*YOUR GOAL:*
Find each line containing the string "evidence" and return it.

────────────────────────────────────────

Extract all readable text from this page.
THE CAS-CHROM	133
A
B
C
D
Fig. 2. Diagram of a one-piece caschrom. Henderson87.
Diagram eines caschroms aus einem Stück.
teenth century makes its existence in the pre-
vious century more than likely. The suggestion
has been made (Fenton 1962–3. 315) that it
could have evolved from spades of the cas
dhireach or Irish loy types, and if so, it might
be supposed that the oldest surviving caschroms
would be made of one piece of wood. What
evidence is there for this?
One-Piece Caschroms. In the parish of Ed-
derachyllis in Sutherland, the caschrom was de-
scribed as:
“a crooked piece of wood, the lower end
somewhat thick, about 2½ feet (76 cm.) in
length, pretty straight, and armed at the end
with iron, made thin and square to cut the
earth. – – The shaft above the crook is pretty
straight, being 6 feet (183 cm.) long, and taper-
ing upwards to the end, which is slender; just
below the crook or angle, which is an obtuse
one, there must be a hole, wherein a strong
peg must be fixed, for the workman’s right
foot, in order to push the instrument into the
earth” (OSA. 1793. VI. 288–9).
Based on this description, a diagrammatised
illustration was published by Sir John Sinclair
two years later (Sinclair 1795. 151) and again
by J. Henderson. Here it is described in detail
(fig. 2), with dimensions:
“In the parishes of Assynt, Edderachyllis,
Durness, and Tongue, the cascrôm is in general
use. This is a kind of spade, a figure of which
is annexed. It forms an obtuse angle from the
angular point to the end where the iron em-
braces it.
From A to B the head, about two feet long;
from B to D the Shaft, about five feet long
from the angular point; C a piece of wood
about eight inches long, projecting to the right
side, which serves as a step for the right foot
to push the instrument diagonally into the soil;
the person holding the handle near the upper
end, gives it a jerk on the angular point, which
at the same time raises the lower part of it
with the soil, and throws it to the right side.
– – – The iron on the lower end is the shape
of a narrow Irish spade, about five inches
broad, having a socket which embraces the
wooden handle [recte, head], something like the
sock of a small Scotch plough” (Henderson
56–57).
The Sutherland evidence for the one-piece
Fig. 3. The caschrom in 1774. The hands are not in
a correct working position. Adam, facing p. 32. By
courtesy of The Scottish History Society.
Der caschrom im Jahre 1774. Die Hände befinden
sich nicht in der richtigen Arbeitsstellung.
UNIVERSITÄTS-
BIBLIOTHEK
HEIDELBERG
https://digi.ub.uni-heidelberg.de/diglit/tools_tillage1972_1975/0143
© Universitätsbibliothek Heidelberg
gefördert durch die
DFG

────────────────────────────────────────

*RESULT OF THE EXERCISE:*
evidence is there for this?
The Sutherland evidence for the one-piece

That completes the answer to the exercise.